=== Exercise input ===

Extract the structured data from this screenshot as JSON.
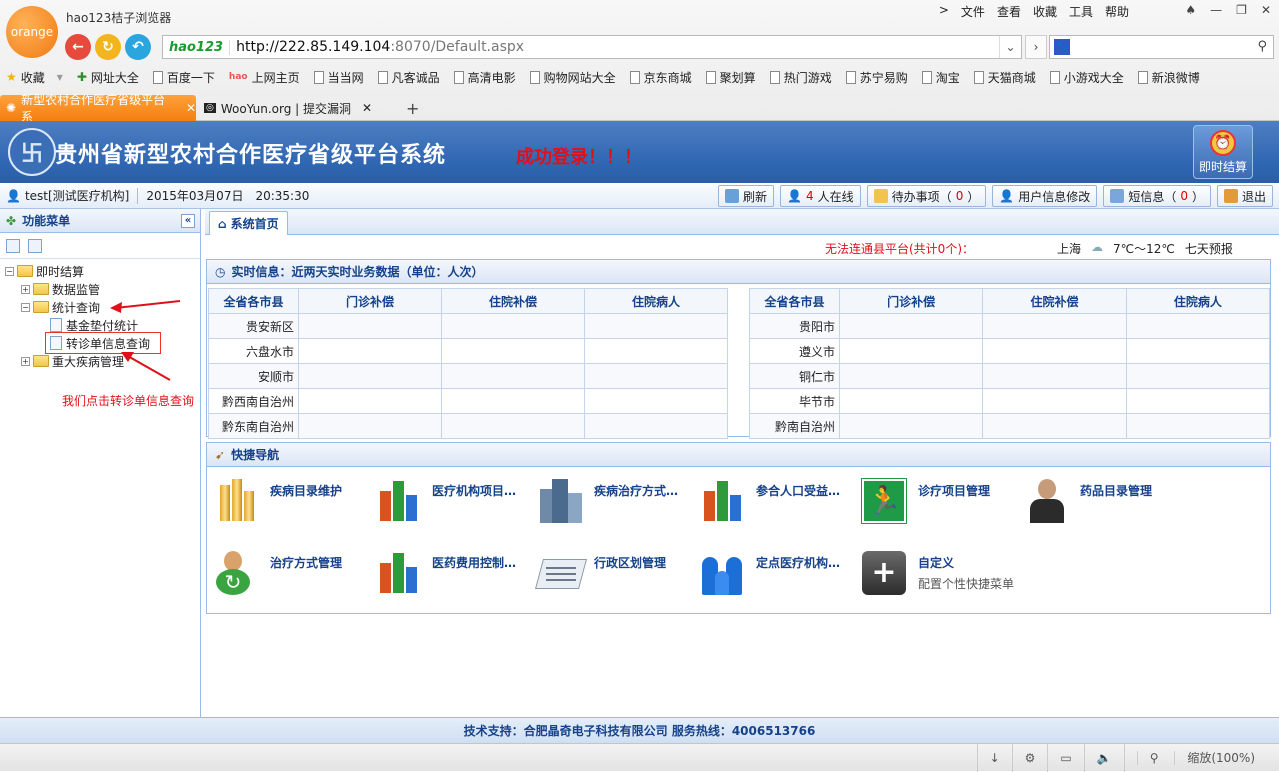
{
  "browser": {
    "logo_text": "orange",
    "title": "hao123桔子浏览器",
    "menu": [
      "文件",
      "查看",
      "收藏",
      "工具",
      "帮助"
    ],
    "address": {
      "brand": "hao123",
      "url_host": "http://222.85.149.104",
      "url_port": ":8070",
      "url_path": "/Default.aspx"
    },
    "bookmarks": [
      "收藏",
      "网址大全",
      "百度一下",
      "上网主页",
      "当当网",
      "凡客诚品",
      "高清电影",
      "购物网站大全",
      "京东商城",
      "聚划算",
      "热门游戏",
      "苏宁易购",
      "淘宝",
      "天猫商城",
      "小游戏大全",
      "新浪微博"
    ],
    "tabs": [
      {
        "title": "新型农村合作医疗省级平台系"
      },
      {
        "title": "WooYun.org | 提交漏洞"
      }
    ],
    "zoom": "缩放(100%)"
  },
  "app": {
    "title": "贵州省新型农村合作医疗省级平台系统",
    "login_msg": "成功登录！！！",
    "quick_settle": "即时结算",
    "user": "test[测试医疗机构]",
    "date": "2015年03月07日",
    "time": "20:35:30",
    "toolbar": {
      "refresh": "刷新",
      "online_count": "4",
      "online_suffix": "人在线",
      "todo": "待办事项（",
      "todo_count": "0",
      "profile": "用户信息修改",
      "sms": "短信息（",
      "sms_count": "0",
      "close_paren": "）",
      "logout": "退出"
    }
  },
  "sidebar": {
    "title": "功能菜单",
    "collapse": "«",
    "tree": [
      {
        "label": "即时结算",
        "level": 0,
        "type": "folder",
        "toggle": "−"
      },
      {
        "label": "数据监管",
        "level": 1,
        "type": "folder",
        "toggle": "+"
      },
      {
        "label": "统计查询",
        "level": 1,
        "type": "folder",
        "toggle": "−"
      },
      {
        "label": "基金垫付统计",
        "level": 2,
        "type": "doc"
      },
      {
        "label": "转诊单信息查询",
        "level": 2,
        "type": "doc",
        "highlight": true
      },
      {
        "label": "重大疾病管理",
        "level": 1,
        "type": "folder",
        "toggle": "+"
      }
    ],
    "annotation": "我们点击转诊单信息查询"
  },
  "main": {
    "tab": "系统首页",
    "warning": "无法连通县平台(共计0个)：",
    "weather": {
      "city": "上海",
      "temp": "7℃～12℃",
      "forecast": "七天预报"
    },
    "realtime_title": "实时信息：近两天实时业务数据（单位：人次）",
    "table_headers": [
      "全省各市县",
      "门诊补偿",
      "住院补偿",
      "住院病人"
    ],
    "left_cities": [
      "贵安新区",
      "六盘水市",
      "安顺市",
      "黔西南自治州",
      "黔东南自治州"
    ],
    "right_cities": [
      "贵阳市",
      "遵义市",
      "铜仁市",
      "毕节市",
      "黔南自治州"
    ],
    "shortcut_title": "快捷导航",
    "shortcuts": [
      {
        "label": "疾病目录维护",
        "icon": "coins-icon"
      },
      {
        "label": "医疗机构项目…",
        "icon": "bar-chart-icon"
      },
      {
        "label": "疾病治疗方式…",
        "icon": "buildings-icon"
      },
      {
        "label": "参合人口受益…",
        "icon": "bar-chart-icon"
      },
      {
        "label": "诊疗项目管理",
        "icon": "exit-sign-icon"
      },
      {
        "label": "药品目录管理",
        "icon": "businessman-icon"
      },
      {
        "label": "治疗方式管理",
        "icon": "user-refresh-icon"
      },
      {
        "label": "医药费用控制…",
        "icon": "bar-chart-icon"
      },
      {
        "label": "行政区划管理",
        "icon": "phonebook-icon"
      },
      {
        "label": "定点医疗机构…",
        "icon": "family-icon"
      },
      {
        "label": "自定义",
        "sub": "配置个性快捷菜单",
        "icon": "plus-icon"
      }
    ]
  },
  "footer": "技术支持：合肥晶奇电子科技有限公司 服务热线：4006513766"
}
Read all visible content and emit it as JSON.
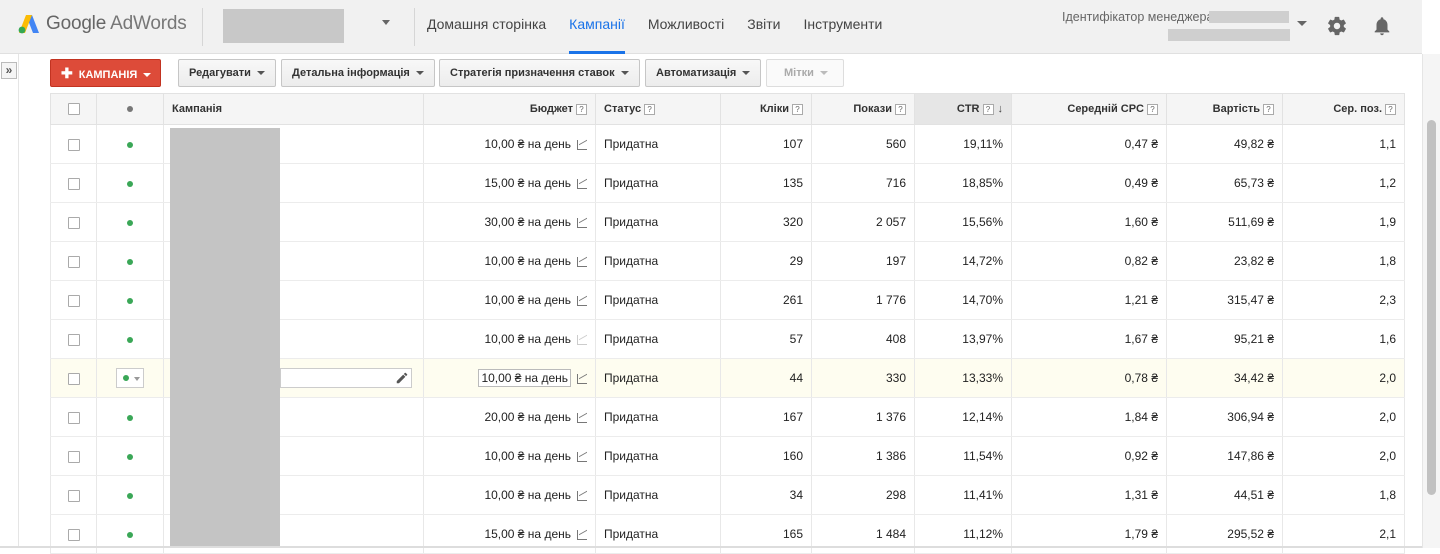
{
  "header": {
    "logo_google": "Google",
    "logo_product": "AdWords",
    "nav": [
      {
        "label": "Домашня сторінка",
        "active": false
      },
      {
        "label": "Кампанії",
        "active": true
      },
      {
        "label": "Можливості",
        "active": false
      },
      {
        "label": "Звіти",
        "active": false
      },
      {
        "label": "Інструменти",
        "active": false
      }
    ],
    "manager_id_label": "Ідентифікатор менеджера:",
    "accent_color": "#1a73e8"
  },
  "toolbar": {
    "campaign_button": "КАМПАНІЯ",
    "edit_button": "Редагувати",
    "details_button": "Детальна інформація",
    "bid_strategy_button": "Стратегія призначення ставок",
    "automation_button": "Автоматизація",
    "labels_button": "Мітки",
    "campaign_button_color": "#dd4b39"
  },
  "table": {
    "columns": {
      "campaign": "Кампанія",
      "budget": "Бюджет",
      "status": "Статус",
      "clicks": "Кліки",
      "impressions": "Покази",
      "ctr": "CTR",
      "avg_cpc": "Середній CPC",
      "cost": "Вартість",
      "avg_pos": "Сер. поз."
    },
    "help_glyph": "?",
    "sort_arrow": "↓",
    "rows": [
      {
        "budget": "10,00 ₴ на день",
        "status": "Придатна",
        "clicks": "107",
        "impressions": "560",
        "ctr": "19,11%",
        "avg_cpc": "0,47 ₴",
        "cost": "49,82 ₴",
        "avg_pos": "1,1"
      },
      {
        "budget": "15,00 ₴ на день",
        "status": "Придатна",
        "clicks": "135",
        "impressions": "716",
        "ctr": "18,85%",
        "avg_cpc": "0,49 ₴",
        "cost": "65,73 ₴",
        "avg_pos": "1,2"
      },
      {
        "budget": "30,00 ₴ на день",
        "status": "Придатна",
        "clicks": "320",
        "impressions": "2 057",
        "ctr": "15,56%",
        "avg_cpc": "1,60 ₴",
        "cost": "511,69 ₴",
        "avg_pos": "1,9"
      },
      {
        "budget": "10,00 ₴ на день",
        "status": "Придатна",
        "clicks": "29",
        "impressions": "197",
        "ctr": "14,72%",
        "avg_cpc": "0,82 ₴",
        "cost": "23,82 ₴",
        "avg_pos": "1,8"
      },
      {
        "budget": "10,00 ₴ на день",
        "status": "Придатна",
        "clicks": "261",
        "impressions": "1 776",
        "ctr": "14,70%",
        "avg_cpc": "1,21 ₴",
        "cost": "315,47 ₴",
        "avg_pos": "2,3"
      },
      {
        "budget": "10,00 ₴ на день",
        "status": "Придатна",
        "clicks": "57",
        "impressions": "408",
        "ctr": "13,97%",
        "avg_cpc": "1,67 ₴",
        "cost": "95,21 ₴",
        "avg_pos": "1,6"
      },
      {
        "budget": "10,00 ₴ на день",
        "status": "Придатна",
        "clicks": "44",
        "impressions": "330",
        "ctr": "13,33%",
        "avg_cpc": "0,78 ₴",
        "cost": "34,42 ₴",
        "avg_pos": "2,0"
      },
      {
        "budget": "20,00 ₴ на день",
        "status": "Придатна",
        "clicks": "167",
        "impressions": "1 376",
        "ctr": "12,14%",
        "avg_cpc": "1,84 ₴",
        "cost": "306,94 ₴",
        "avg_pos": "2,0"
      },
      {
        "budget": "10,00 ₴ на день",
        "status": "Придатна",
        "clicks": "160",
        "impressions": "1 386",
        "ctr": "11,54%",
        "avg_cpc": "0,92 ₴",
        "cost": "147,86 ₴",
        "avg_pos": "2,0"
      },
      {
        "budget": "10,00 ₴ на день",
        "status": "Придатна",
        "clicks": "34",
        "impressions": "298",
        "ctr": "11,41%",
        "avg_cpc": "1,31 ₴",
        "cost": "44,51 ₴",
        "avg_pos": "1,8"
      },
      {
        "budget": "15,00 ₴ на день",
        "status": "Придатна",
        "clicks": "165",
        "impressions": "1 484",
        "ctr": "11,12%",
        "avg_cpc": "1,79 ₴",
        "cost": "295,52 ₴",
        "avg_pos": "2,1"
      }
    ],
    "status_color": "#3aa757"
  },
  "sidebar": {
    "expand_glyph": "»"
  }
}
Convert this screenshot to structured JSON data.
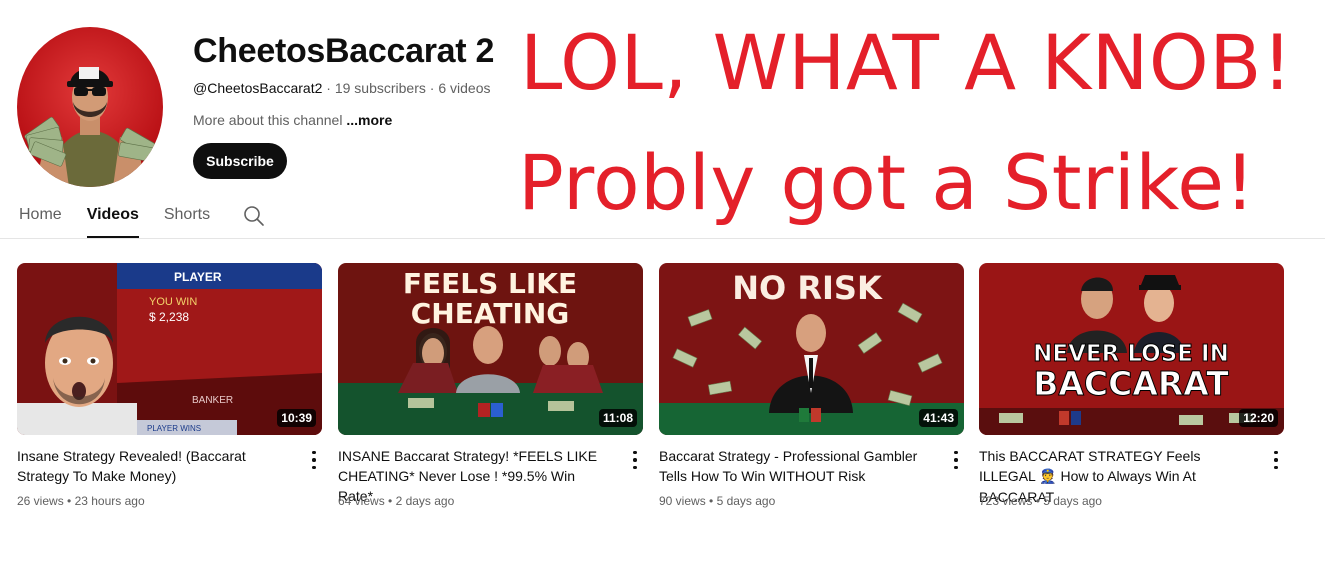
{
  "channel": {
    "name": "CheetosBaccarat 2",
    "handle": "@CheetosBaccarat2",
    "subscribers": "19 subscribers",
    "videos_count": "6 videos",
    "more_prefix": "More about this channel",
    "more_link": "...more",
    "subscribe_label": "Subscribe"
  },
  "overlay": {
    "line1": "LOL, WHAT A KNOB!",
    "line2": "Probly got a Strike!",
    "color": "#e4202a"
  },
  "tabs": [
    {
      "label": "Home",
      "active": false
    },
    {
      "label": "Videos",
      "active": true
    },
    {
      "label": "Shorts",
      "active": false
    }
  ],
  "videos": [
    {
      "title": "Insane Strategy Revealed! (Baccarat Strategy To Make Money)",
      "views": "26 views",
      "age": "23 hours ago",
      "duration": "10:39",
      "thumb_text": {
        "top": "PLAYER",
        "win": "YOU WIN",
        "amount": "$ 2,238",
        "banker": "BANKER",
        "player_wins": "PLAYER WINS"
      }
    },
    {
      "title": "INSANE Baccarat Strategy! *FEELS LIKE CHEATING* Never Lose ! *99.5% Win Rate*",
      "views": "64 views",
      "age": "2 days ago",
      "duration": "11:08",
      "thumb_text": {
        "line1": "FEELS LIKE",
        "line2": "CHEATING"
      }
    },
    {
      "title": "Baccarat Strategy - Professional Gambler Tells How To Win WITHOUT Risk",
      "views": "90 views",
      "age": "5 days ago",
      "duration": "41:43",
      "thumb_text": {
        "line1": "NO RISK"
      }
    },
    {
      "title_pre": "This BACCARAT STRATEGY Feels ILLEGAL",
      "title_emoji": "👮",
      "title_post": "How to Always Win At BACCARAT",
      "views": "723 views",
      "age": "5 days ago",
      "duration": "12:20",
      "thumb_text": {
        "line1": "NEVER LOSE IN",
        "line2": "BACCARAT"
      }
    }
  ],
  "stat_separator": " • ",
  "meta_separator": " · "
}
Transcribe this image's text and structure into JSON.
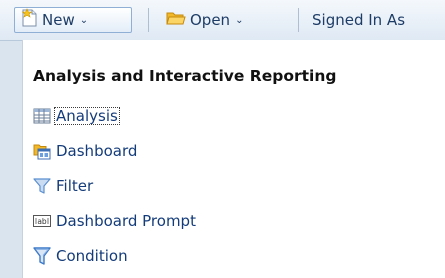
{
  "toolbar": {
    "new_label": "New",
    "open_label": "Open",
    "signed_in_label": "Signed In As"
  },
  "menu": {
    "header": "Analysis and Interactive Reporting",
    "items": [
      {
        "label": "Analysis",
        "icon": "analysis-grid-icon"
      },
      {
        "label": "Dashboard",
        "icon": "dashboard-icon"
      },
      {
        "label": "Filter",
        "icon": "filter-funnel-icon"
      },
      {
        "label": "Dashboard Prompt",
        "icon": "prompt-ab-icon"
      },
      {
        "label": "Condition",
        "icon": "condition-funnel-icon"
      }
    ]
  },
  "colors": {
    "background": "#d9e4ef",
    "link_text": "#143c7a",
    "toolbar_text": "#1e3d66",
    "folder_yellow": "#f2b829",
    "funnel_blue": "#5b8fd0"
  }
}
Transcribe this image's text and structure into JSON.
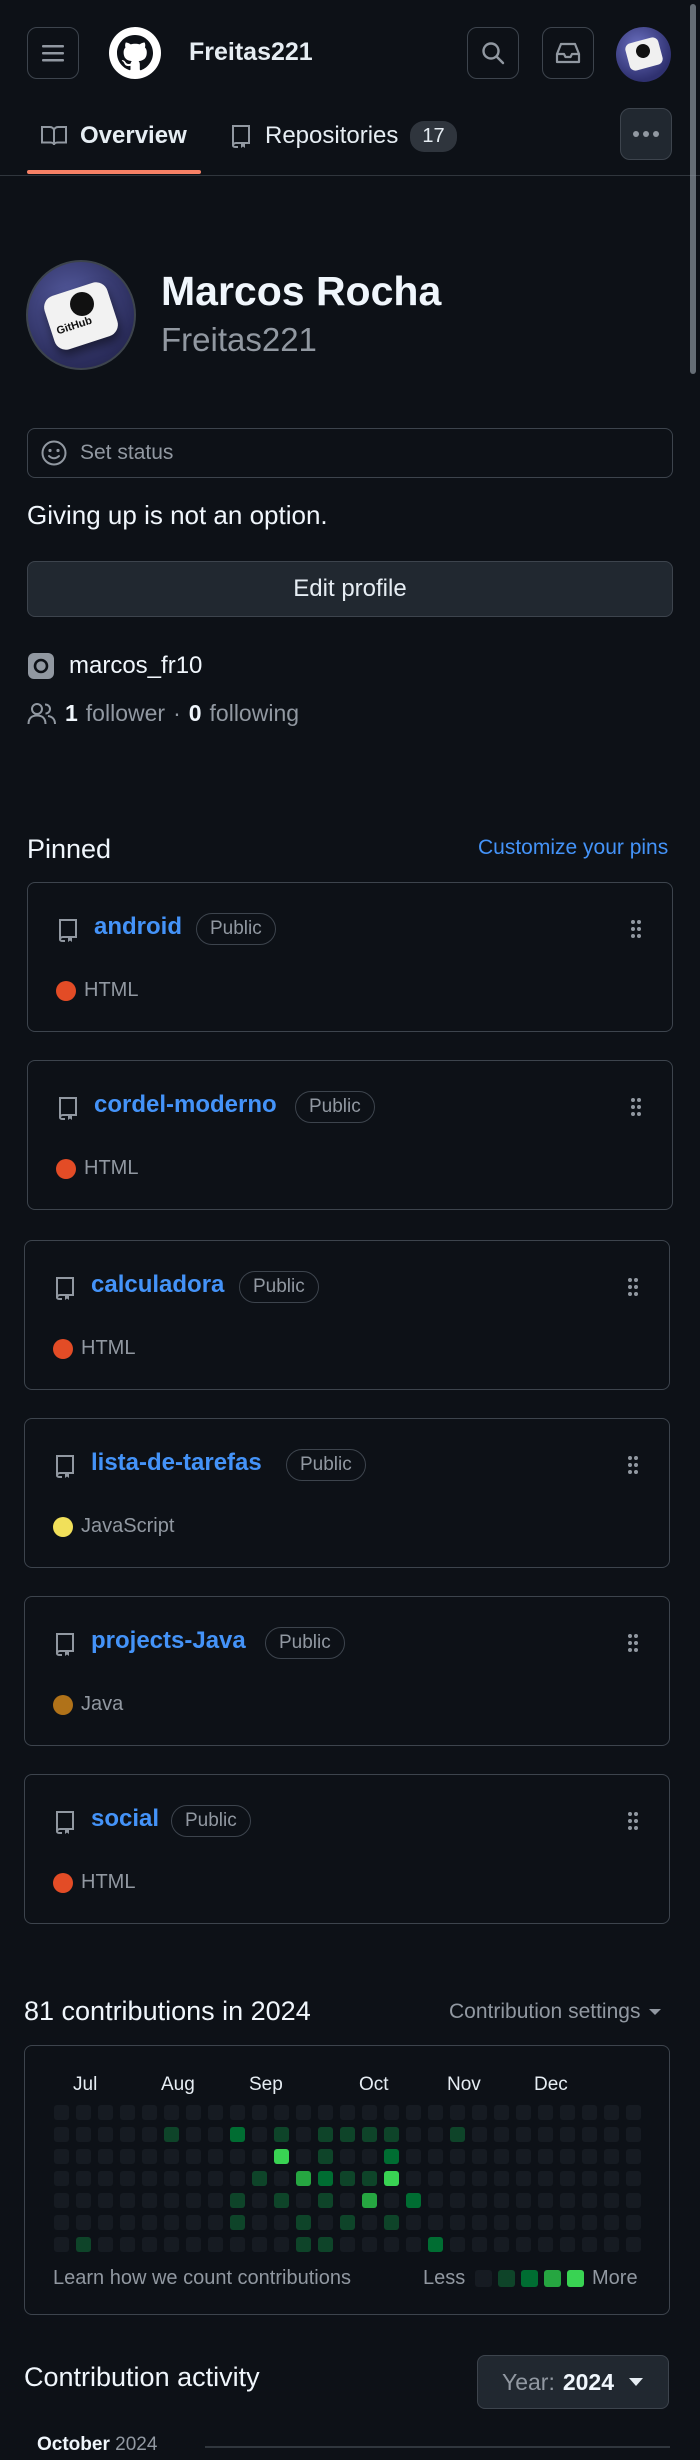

===

Task to complete: Reproduce every line from the entries that holds the word "CHEATING".

The response:
      "title": "INSANE Baccarat Strategy! *FEELS LIKE CHEATING* Never Lose ! *99.5% Win Rate*",
        "line2": "CHEATING"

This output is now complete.